(Collected data)
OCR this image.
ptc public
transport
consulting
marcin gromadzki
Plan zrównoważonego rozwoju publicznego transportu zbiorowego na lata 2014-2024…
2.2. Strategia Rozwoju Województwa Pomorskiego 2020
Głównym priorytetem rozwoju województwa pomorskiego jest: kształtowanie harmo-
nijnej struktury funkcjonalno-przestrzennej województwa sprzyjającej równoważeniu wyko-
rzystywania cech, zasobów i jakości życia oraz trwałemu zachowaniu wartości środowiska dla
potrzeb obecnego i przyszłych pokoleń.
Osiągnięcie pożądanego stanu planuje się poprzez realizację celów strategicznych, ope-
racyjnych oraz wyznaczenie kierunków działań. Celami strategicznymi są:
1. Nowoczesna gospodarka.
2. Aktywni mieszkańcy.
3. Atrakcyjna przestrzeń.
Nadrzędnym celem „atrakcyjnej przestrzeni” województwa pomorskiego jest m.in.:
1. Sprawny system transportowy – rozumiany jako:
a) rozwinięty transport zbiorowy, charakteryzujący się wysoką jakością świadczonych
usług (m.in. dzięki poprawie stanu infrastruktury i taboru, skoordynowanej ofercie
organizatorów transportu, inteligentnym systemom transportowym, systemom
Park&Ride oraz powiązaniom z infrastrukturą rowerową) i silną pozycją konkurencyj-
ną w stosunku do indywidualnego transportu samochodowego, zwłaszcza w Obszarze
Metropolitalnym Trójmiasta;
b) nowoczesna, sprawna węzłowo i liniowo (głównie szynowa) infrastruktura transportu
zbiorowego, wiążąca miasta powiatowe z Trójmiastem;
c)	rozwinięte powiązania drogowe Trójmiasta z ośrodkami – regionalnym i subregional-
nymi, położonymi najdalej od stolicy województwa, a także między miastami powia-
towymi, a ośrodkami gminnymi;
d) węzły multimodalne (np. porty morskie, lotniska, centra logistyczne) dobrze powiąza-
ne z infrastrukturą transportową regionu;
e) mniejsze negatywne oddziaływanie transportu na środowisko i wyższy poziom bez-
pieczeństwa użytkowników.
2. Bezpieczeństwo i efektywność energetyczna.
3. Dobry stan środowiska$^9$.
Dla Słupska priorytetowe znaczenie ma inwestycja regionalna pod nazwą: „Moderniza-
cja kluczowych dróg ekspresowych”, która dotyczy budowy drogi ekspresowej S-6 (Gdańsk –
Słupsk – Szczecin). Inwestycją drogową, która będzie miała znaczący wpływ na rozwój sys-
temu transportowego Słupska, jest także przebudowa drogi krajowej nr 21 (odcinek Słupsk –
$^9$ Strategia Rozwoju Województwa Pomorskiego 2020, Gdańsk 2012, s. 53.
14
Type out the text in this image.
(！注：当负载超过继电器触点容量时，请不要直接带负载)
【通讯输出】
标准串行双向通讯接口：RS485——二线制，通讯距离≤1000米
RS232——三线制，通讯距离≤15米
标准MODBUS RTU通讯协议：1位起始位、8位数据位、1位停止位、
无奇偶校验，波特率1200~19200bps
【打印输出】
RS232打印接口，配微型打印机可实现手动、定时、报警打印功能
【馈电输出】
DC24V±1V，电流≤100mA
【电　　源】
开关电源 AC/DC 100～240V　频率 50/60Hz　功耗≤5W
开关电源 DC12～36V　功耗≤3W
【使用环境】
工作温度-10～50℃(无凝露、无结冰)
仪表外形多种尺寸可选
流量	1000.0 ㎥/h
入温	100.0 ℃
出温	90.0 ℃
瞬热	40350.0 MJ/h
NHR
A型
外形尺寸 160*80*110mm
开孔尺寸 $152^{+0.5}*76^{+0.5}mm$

▶ Exercise objective: Check every line of the data, and copy the ones that contain "Strategia".

▶ Written solution:
2.2. Strategia Rozwoju Województwa Pomorskiego 2020
$^9$ Strategia Rozwoju Województwa Pomorskiego 2020, Gdańsk 2012, s. 53.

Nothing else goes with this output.